WHAT IS EXPECTED:
Pick out the lines below with "JSON" and list them.

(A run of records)

————

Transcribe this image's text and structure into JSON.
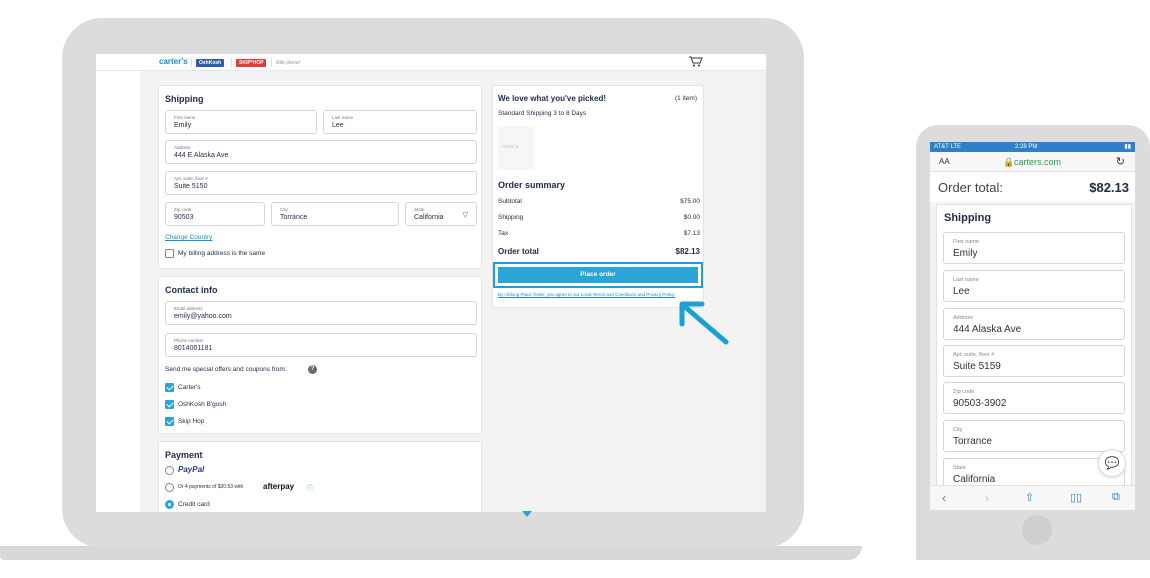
{
  "laptop": {
    "brands": {
      "carters": "carter's",
      "oshkosh": "OshKosh",
      "skiphop": "SKIP*HOP",
      "littleplanet": "little planet"
    },
    "cart_icon": "cart-icon",
    "shipping": {
      "title": "Shipping",
      "first_name_label": "First name",
      "first_name": "Emily",
      "last_name_label": "Last name",
      "last_name": "Lee",
      "address_label": "Address",
      "address": "444 E Alaska Ave",
      "apt_label": "Apt, suite, floor #",
      "apt": "Suite 5150",
      "zip_label": "Zip code",
      "zip": "90503",
      "city_label": "City",
      "city": "Torrance",
      "state_label": "State",
      "state": "California",
      "change_country": "Change Country",
      "billing_same": "My billing address is the same"
    },
    "contact": {
      "title": "Contact info",
      "email_label": "Email address",
      "email": "emily@yahoo.com",
      "phone_label": "Phone number",
      "phone": "8014001181",
      "offers_text": "Send me special offers and coupons from:",
      "brands": [
        "Carter's",
        "OshKosh B'gosh",
        "Skip Hop"
      ]
    },
    "payment": {
      "title": "Payment",
      "paypal": "PayPal",
      "afterpay_text": "Or 4 payments of $20.53 with",
      "afterpay_brand": "afterpay",
      "credit_card": "Credit card"
    },
    "summary": {
      "picked_title": "We love what you've picked!",
      "item_count": "(1 item)",
      "shipping_note": "Standard Shipping 3 to 8 Days",
      "thumb_brand": "carter's",
      "title": "Order summary",
      "subtotal_label": "Subtotal",
      "subtotal": "$75.00",
      "shipping_label": "Shipping",
      "shipping": "$0.00",
      "tax_label": "Tax",
      "tax": "$7.13",
      "total_label": "Order total",
      "total": "$82.13",
      "place_order": "Place order",
      "terms": "By clicking Place Order, you agree to our Local Terms and Conditions and Privacy Policy."
    }
  },
  "phone": {
    "status_left": "AT&T LTE",
    "status_time": "2:28 PM",
    "text_size": "AA",
    "url": "carters.com",
    "order_total_label": "Order total:",
    "order_total": "$82.13",
    "shipping_title": "Shipping",
    "fields": [
      {
        "label": "First name",
        "value": "Emily"
      },
      {
        "label": "Last name",
        "value": "Lee"
      },
      {
        "label": "Address",
        "value": "444 Alaska Ave"
      },
      {
        "label": "Apt, suite, floor #",
        "value": "Suite 5159"
      },
      {
        "label": "Zip code",
        "value": "90503-3902"
      },
      {
        "label": "City",
        "value": "Torrance"
      },
      {
        "label": "State",
        "value": "California"
      }
    ]
  },
  "colors": {
    "accent": "#2aa6d6",
    "highlight": "#1aa0d2",
    "text": "#1f2a44"
  }
}
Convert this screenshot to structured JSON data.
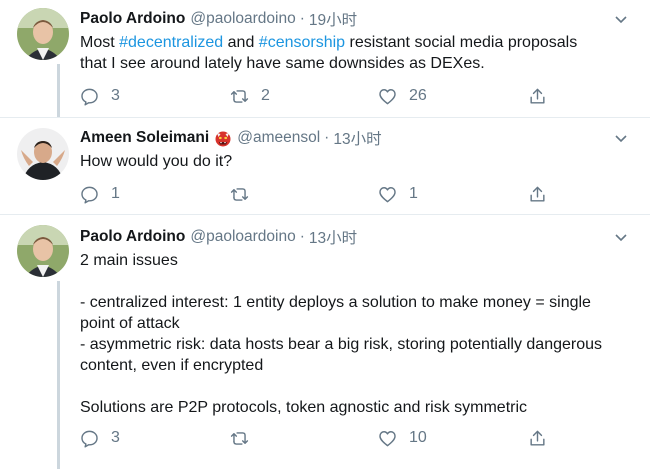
{
  "tweets": [
    {
      "name": "Paolo Ardoino",
      "handle": "@paoloardoino",
      "separator": "·",
      "time": "19小时",
      "text_parts": [
        {
          "text": "Most ",
          "hashtag": false
        },
        {
          "text": "#decentralized",
          "hashtag": true
        },
        {
          "text": " and ",
          "hashtag": false
        },
        {
          "text": "#censorship",
          "hashtag": true
        },
        {
          "text": " resistant social media proposals\nthat I see around lately have same downsides as DEXes.",
          "hashtag": false
        }
      ],
      "replies": "3",
      "retweets": "2",
      "likes": "26"
    },
    {
      "name": "Ameen Soleimani",
      "emoji": "ogre-face-emoji",
      "handle": "@ameensol",
      "separator": "·",
      "time": "13小时",
      "text_parts": [
        {
          "text": "How would you do it?",
          "hashtag": false
        }
      ],
      "replies": "1",
      "retweets": "",
      "likes": "1"
    },
    {
      "name": "Paolo Ardoino",
      "handle": "@paoloardoino",
      "separator": "·",
      "time": "13小时",
      "text_parts": [
        {
          "text": "2 main issues\n\n- centralized interest: 1 entity deploys a solution to make money = single\npoint of attack\n- asymmetric risk: data hosts bear a big risk, storing potentially dangerous\ncontent, even if encrypted\n\nSolutions are P2P protocols, token agnostic and risk symmetric",
          "hashtag": false
        }
      ],
      "replies": "3",
      "retweets": "",
      "likes": "10"
    }
  ],
  "colors": {
    "text": "#14171a",
    "secondary": "#657786",
    "hashtag": "#1b95e0",
    "thread_line": "#ccd6dd",
    "divider": "#e6ecf0"
  },
  "icons": {
    "reply": "reply-icon",
    "retweet": "retweet-icon",
    "like": "heart-icon",
    "share": "share-icon",
    "menu": "chevron-down-icon"
  }
}
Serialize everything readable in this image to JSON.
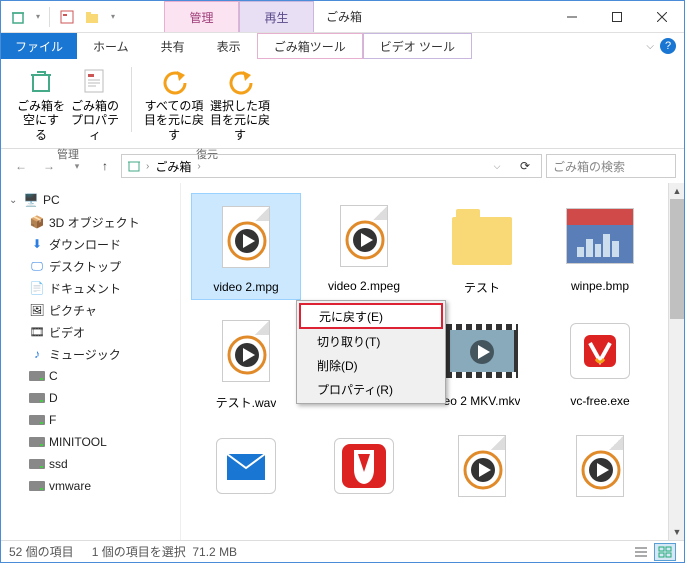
{
  "window": {
    "title": "ごみ箱"
  },
  "contextual_tabs": [
    {
      "header": "管理",
      "label": "ごみ箱ツール"
    },
    {
      "header": "再生",
      "label": "ビデオ ツール"
    }
  ],
  "ribbon_tabs": {
    "file": "ファイル",
    "home": "ホーム",
    "share": "共有",
    "view": "表示"
  },
  "ribbon": {
    "manage_group": "管理",
    "restore_group": "復元",
    "empty": "ごみ箱を空にする",
    "props": "ごみ箱のプロパティ",
    "restore_all": "すべての項目を元に戻す",
    "restore_selected": "選択した項目を元に戻す"
  },
  "address": {
    "location_root_icon": "recycle",
    "segment1": "ごみ箱"
  },
  "search": {
    "placeholder": "ごみ箱の検索"
  },
  "tree": {
    "pc": "PC",
    "items": [
      "3D オブジェクト",
      "ダウンロード",
      "デスクトップ",
      "ドキュメント",
      "ピクチャ",
      "ビデオ",
      "ミュージック",
      "C",
      "D",
      "F",
      "MINITOOL",
      "ssd",
      "vmware"
    ]
  },
  "files": {
    "row1": [
      "video 2.mpg",
      "video 2.mpeg",
      "テスト",
      "winpe.bmp"
    ],
    "row2": [
      "テスト.wav",
      "",
      "eo 2 MKV.mkv",
      "vc-free.exe"
    ],
    "row3": [
      "",
      "",
      "",
      ""
    ]
  },
  "context_menu": {
    "restore": "元に戻す(E)",
    "cut": "切り取り(T)",
    "delete": "削除(D)",
    "properties": "プロパティ(R)"
  },
  "status": {
    "count": "52 個の項目",
    "selected": "1 個の項目を選択",
    "size": "71.2 MB"
  }
}
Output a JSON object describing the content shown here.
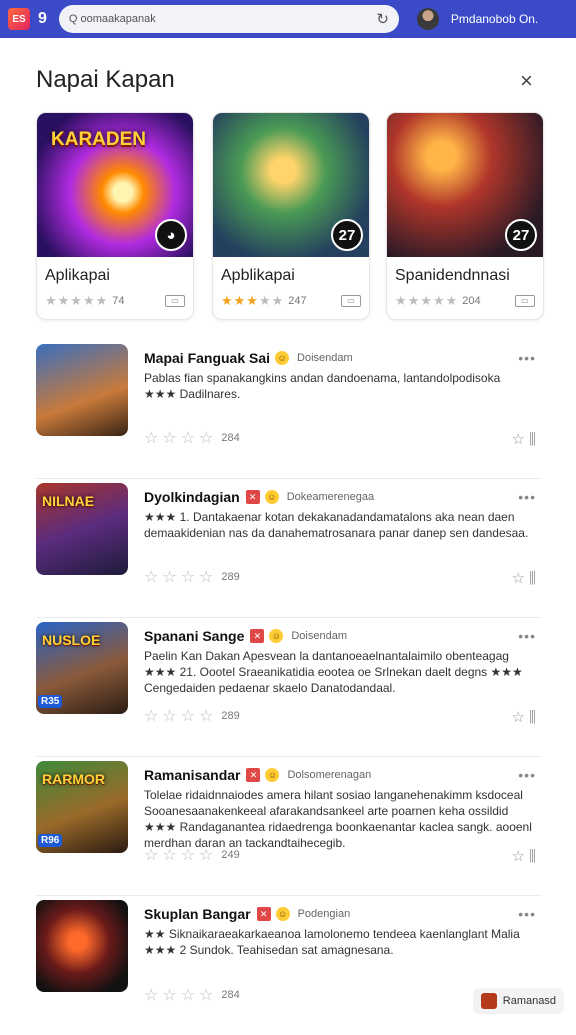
{
  "browser": {
    "logo_text": "ES",
    "tab_count": "9",
    "url": "Q oomaakapanak",
    "profile_name": "Pmdanobob On."
  },
  "sheet": {
    "title": "Napai Kapan",
    "close_label": "×"
  },
  "featured": [
    {
      "name": "Aplikapai",
      "art_text": "KARADEN",
      "badge": "◕",
      "rating": "74",
      "stars_on": 0
    },
    {
      "name": "Apblikapai",
      "art_text": "",
      "badge": "27",
      "rating": "247",
      "stars_on": 3
    },
    {
      "name": "Spanidendnnasi",
      "art_text": "",
      "badge": "27",
      "rating": "204",
      "stars_on": 0
    }
  ],
  "list": [
    {
      "title": "Mapai Fanguak Sai",
      "developer": "Doisendam",
      "has_flag": false,
      "desc": "Pablas fian spanakangkins andan dandoenama, lantandolpodisoka",
      "desc2": "★★★ Dadilnares.",
      "rating": "284",
      "thumb_text": "",
      "thumb_tag": ""
    },
    {
      "title": "Dyolkindagian",
      "developer": "Dokeamerenegaa",
      "has_flag": true,
      "desc": "★★★ 1. Dantakaenar kotan dekakanadandamatalons aka nean daen demaakidenian nas da danahematrosanara panar danep sen dandesaa.",
      "desc2": "",
      "rating": "289",
      "thumb_text": "NILNAE",
      "thumb_tag": ""
    },
    {
      "title": "Spanani Sange",
      "developer": "Doisendam",
      "has_flag": true,
      "desc": "Paelin Kan Dakan Apesvean la dantanoeaelnantalaimilo obenteagag ★★★ 21. Oootel Sraeanikatidia eootea oe Srlnekan daelt degns ★★★ Cengedaiden pedaenar skaelo Danatodandaal.",
      "desc2": "",
      "rating": "289",
      "thumb_text": "NUSLOE",
      "thumb_tag": "R35"
    },
    {
      "title": "Ramanisandar",
      "developer": "Dolsomerenagan",
      "has_flag": true,
      "desc": "Tolelae ridaidnnaiodes amera hilant sosiao langanehenakimm ksdoceal Sooanesaanakenkeeal afarakandsankeel arte poarnen keha ossildid ★★★ Randaganantea ridaedrenga boonkaenantar kaclea sangk. aooenl merdhan daran an tackandtaihecegib.",
      "desc2": "",
      "rating": "249",
      "thumb_text": "RARMOR",
      "thumb_tag": "R96"
    },
    {
      "title": "Skuplan Bangar",
      "developer": "Podengian",
      "has_flag": true,
      "desc": "★★ Siknaikaraeakarkaeanoa lamolonemo tendeea kaenlanglant Malia ★★★ 2 Sundok. Teahisedan sat amagnesana.",
      "desc2": "",
      "rating": "284",
      "thumb_text": "",
      "thumb_tag": ""
    }
  ],
  "bottom_chip": {
    "label": "Ramanasd"
  },
  "icons": {
    "search": "search-icon",
    "reload": "reload-icon",
    "close": "close-icon",
    "more": "more-icon",
    "favorite": "star-outline-icon",
    "library": "library-icon"
  },
  "colors": {
    "topbar": "#3b4bc8",
    "star": "#f4a21c",
    "flag": "#e04848"
  }
}
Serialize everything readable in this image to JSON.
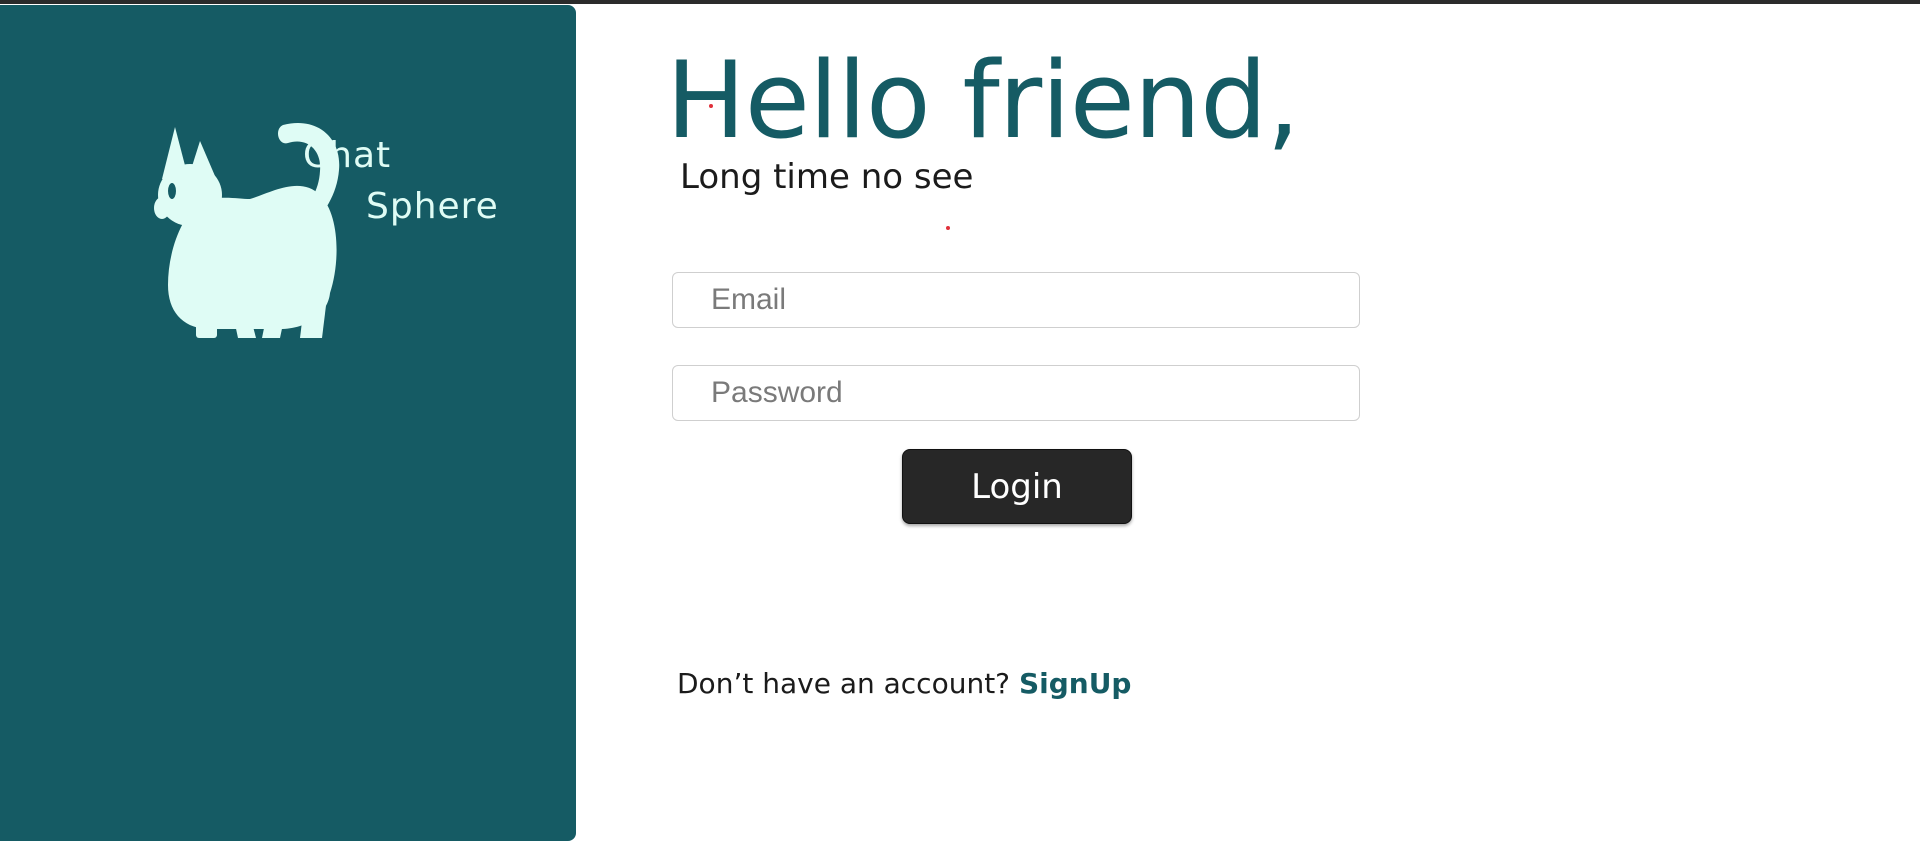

————

ANSWER FOR THE TASK:
Transcribe this image's text and structure into JSON.
Convert this screenshot to structured JSON data.
Serialize everything readable in this image to JSON.
Output a JSON object describing the content shown here.
Serialize everything readable in this image to JSON.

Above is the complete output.